- _RECORD SET_
****************

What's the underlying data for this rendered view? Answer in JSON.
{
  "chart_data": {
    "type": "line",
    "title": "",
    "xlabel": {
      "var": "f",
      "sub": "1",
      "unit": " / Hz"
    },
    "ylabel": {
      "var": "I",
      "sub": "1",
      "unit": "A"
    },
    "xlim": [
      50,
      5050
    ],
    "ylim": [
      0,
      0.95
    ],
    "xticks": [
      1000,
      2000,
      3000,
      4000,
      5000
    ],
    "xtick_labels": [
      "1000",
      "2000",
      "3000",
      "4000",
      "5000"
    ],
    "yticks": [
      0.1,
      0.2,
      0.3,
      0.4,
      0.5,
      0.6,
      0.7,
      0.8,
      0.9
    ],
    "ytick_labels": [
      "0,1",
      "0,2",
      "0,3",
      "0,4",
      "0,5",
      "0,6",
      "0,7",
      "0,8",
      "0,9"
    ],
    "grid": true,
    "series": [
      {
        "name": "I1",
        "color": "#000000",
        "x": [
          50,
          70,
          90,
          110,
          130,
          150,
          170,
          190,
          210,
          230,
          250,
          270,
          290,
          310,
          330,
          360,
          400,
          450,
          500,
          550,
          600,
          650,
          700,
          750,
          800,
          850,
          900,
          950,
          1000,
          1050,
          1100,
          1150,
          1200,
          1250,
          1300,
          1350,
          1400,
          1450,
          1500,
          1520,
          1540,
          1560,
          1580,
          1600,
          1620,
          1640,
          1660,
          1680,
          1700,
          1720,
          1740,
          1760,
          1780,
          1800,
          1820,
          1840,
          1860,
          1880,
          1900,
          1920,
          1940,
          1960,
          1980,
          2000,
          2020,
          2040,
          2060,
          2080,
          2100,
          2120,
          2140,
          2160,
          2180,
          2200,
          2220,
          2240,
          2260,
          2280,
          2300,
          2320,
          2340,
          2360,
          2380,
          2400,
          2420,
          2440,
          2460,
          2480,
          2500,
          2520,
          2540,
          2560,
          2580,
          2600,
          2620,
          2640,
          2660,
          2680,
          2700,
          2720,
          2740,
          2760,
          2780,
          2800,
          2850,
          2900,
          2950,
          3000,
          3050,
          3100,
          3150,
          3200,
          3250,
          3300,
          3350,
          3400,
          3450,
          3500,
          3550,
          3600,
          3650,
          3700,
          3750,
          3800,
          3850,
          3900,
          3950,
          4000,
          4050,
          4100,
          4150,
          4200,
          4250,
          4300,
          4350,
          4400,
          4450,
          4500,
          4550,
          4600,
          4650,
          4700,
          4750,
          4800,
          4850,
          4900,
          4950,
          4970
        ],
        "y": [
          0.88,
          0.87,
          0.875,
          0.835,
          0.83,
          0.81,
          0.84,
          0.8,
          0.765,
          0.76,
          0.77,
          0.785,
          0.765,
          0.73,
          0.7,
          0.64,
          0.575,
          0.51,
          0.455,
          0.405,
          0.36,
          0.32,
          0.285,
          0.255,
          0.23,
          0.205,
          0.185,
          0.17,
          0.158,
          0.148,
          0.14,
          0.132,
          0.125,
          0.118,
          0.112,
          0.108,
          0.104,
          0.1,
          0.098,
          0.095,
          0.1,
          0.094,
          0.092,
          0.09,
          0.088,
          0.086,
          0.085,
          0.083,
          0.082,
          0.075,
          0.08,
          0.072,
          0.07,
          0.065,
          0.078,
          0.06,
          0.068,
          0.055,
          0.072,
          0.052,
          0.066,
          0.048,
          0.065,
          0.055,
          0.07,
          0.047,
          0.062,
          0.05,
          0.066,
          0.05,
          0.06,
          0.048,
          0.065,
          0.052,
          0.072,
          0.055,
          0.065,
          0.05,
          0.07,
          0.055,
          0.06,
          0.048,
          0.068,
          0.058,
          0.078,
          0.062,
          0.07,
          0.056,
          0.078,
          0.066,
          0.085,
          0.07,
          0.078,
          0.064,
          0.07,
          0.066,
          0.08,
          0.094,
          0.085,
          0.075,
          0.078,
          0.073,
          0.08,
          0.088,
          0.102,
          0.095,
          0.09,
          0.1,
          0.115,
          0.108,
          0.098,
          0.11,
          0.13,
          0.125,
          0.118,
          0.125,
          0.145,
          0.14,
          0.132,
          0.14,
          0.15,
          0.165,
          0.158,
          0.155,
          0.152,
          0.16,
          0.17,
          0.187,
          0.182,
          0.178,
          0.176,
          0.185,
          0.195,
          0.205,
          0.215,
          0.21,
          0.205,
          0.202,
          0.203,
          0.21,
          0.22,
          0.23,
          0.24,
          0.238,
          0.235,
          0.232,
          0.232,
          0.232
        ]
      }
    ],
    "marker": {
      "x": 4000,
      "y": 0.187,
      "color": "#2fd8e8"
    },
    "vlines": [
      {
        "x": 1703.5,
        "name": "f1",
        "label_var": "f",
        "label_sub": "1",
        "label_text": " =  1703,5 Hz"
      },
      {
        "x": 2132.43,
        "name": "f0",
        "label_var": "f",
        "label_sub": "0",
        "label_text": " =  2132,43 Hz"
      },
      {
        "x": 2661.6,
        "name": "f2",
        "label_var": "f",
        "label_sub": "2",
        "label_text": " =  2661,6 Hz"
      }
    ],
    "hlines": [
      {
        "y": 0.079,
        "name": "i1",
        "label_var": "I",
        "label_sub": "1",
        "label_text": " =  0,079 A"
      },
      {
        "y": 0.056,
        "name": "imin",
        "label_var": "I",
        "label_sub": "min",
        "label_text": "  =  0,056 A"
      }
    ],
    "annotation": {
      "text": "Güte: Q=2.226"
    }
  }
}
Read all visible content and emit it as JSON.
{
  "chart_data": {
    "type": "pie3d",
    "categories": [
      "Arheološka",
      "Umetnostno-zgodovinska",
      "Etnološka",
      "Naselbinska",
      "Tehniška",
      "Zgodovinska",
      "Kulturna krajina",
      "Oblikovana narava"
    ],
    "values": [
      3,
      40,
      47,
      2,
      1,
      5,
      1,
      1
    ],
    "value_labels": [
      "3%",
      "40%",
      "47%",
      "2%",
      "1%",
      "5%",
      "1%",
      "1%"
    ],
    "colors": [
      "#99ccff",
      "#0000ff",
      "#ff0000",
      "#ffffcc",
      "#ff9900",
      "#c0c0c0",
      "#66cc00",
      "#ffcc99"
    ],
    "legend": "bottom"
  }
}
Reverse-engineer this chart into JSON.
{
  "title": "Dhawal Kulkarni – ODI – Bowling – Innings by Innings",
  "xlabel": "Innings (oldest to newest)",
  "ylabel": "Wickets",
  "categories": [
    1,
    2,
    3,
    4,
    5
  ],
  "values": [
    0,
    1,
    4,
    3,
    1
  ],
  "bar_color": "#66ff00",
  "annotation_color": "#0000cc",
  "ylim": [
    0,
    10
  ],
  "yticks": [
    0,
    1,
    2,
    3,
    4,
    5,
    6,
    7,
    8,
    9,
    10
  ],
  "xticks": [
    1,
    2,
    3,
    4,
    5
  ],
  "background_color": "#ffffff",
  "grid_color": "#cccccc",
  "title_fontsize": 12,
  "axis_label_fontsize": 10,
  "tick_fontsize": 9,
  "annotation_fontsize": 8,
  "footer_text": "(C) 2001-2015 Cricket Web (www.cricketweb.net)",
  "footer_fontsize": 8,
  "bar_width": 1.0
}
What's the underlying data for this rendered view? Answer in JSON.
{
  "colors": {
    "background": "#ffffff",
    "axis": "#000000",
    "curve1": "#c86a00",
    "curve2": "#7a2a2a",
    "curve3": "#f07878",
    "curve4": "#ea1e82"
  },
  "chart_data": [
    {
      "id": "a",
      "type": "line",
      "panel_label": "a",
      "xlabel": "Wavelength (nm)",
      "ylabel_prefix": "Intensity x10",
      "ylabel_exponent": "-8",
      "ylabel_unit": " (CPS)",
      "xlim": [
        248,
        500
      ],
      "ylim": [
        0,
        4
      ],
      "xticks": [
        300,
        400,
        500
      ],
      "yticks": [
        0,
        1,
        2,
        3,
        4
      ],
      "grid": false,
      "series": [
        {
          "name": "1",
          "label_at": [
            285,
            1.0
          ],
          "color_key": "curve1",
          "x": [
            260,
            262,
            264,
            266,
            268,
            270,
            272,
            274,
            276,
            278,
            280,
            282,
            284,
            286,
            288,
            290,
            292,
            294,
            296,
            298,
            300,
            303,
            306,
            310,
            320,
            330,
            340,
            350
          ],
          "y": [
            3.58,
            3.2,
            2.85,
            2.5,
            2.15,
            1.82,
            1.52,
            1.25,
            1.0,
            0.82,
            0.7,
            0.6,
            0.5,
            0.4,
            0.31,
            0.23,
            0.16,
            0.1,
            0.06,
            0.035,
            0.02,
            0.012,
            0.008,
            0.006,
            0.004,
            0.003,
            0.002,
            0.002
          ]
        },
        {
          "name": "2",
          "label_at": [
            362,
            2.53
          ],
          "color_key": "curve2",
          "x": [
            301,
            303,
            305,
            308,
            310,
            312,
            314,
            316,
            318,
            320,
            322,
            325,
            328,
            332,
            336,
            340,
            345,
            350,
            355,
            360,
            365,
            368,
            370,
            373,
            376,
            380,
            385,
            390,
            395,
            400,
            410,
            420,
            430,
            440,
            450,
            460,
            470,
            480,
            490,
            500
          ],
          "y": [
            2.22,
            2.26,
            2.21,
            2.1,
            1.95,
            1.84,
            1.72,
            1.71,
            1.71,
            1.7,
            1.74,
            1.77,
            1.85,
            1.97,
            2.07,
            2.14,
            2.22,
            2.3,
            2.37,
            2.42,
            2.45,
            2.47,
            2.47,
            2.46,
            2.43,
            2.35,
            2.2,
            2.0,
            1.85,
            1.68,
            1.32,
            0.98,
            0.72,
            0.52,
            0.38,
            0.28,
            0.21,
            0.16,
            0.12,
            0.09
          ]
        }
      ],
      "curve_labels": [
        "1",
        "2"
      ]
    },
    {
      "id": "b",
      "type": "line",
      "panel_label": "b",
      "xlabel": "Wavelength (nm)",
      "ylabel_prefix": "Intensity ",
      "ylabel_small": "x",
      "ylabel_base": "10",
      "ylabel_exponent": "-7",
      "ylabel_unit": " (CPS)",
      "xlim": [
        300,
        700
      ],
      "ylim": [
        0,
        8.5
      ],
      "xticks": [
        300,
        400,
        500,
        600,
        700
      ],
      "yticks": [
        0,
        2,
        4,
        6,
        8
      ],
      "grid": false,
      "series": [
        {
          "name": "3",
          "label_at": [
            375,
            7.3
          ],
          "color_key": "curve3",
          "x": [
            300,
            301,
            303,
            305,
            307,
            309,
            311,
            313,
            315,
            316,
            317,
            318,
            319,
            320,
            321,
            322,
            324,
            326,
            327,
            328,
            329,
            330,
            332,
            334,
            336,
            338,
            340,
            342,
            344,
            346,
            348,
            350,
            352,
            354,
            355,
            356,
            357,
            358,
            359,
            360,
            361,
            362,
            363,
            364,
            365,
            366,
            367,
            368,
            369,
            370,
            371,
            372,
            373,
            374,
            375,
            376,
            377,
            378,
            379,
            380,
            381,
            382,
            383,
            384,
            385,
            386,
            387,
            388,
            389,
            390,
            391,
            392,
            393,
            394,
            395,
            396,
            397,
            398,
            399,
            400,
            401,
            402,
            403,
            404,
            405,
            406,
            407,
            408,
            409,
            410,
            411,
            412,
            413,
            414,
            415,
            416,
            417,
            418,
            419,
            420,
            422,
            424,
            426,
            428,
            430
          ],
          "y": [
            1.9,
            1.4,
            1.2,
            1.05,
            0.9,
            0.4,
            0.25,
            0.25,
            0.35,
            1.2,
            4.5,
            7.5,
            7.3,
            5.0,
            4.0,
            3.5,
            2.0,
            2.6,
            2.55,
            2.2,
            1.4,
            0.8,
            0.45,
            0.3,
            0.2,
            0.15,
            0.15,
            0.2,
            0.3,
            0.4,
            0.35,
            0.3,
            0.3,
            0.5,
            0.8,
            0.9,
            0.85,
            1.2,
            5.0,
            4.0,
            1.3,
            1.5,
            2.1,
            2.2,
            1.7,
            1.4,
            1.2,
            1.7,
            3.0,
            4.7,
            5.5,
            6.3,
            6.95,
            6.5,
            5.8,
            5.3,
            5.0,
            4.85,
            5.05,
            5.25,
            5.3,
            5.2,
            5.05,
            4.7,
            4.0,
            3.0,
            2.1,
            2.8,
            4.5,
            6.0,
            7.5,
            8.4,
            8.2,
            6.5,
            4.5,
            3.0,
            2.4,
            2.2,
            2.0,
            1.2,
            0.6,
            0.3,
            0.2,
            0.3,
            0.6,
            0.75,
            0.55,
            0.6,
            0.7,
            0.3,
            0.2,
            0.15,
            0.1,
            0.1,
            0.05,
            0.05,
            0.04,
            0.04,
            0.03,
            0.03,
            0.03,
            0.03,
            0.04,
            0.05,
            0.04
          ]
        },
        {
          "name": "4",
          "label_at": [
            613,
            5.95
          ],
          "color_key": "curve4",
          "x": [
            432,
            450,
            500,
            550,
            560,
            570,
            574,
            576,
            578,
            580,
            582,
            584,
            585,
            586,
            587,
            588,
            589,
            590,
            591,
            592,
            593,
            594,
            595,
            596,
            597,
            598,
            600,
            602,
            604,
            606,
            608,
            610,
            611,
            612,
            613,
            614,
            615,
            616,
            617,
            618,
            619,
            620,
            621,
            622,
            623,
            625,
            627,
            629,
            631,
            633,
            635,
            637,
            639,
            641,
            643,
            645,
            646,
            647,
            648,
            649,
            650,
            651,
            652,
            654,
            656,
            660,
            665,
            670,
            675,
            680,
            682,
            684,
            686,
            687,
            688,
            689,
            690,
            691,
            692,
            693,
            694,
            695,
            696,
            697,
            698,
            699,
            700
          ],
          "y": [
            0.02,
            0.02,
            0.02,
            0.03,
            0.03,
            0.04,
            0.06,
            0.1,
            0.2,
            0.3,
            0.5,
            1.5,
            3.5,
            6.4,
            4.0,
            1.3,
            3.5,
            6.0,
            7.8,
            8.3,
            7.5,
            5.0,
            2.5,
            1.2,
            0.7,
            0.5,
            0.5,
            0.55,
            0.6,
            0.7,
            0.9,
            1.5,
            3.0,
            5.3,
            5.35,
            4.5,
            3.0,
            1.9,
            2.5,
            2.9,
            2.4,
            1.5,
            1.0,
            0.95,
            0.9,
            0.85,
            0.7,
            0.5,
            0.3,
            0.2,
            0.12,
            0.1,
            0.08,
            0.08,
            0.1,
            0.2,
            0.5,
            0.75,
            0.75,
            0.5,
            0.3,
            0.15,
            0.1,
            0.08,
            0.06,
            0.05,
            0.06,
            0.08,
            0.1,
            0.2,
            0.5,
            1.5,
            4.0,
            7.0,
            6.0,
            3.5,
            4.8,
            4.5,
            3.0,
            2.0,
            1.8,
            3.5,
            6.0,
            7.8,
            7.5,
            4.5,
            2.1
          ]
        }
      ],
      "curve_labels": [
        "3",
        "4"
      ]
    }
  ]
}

****************

- _EXERCISE GOAL_
Copy out every line of the listing that contains the string "type".

- _OUTPUT BELOW_
    "type": "line",
    "type": "pie3d",
      "type": "line",
      "type": "line",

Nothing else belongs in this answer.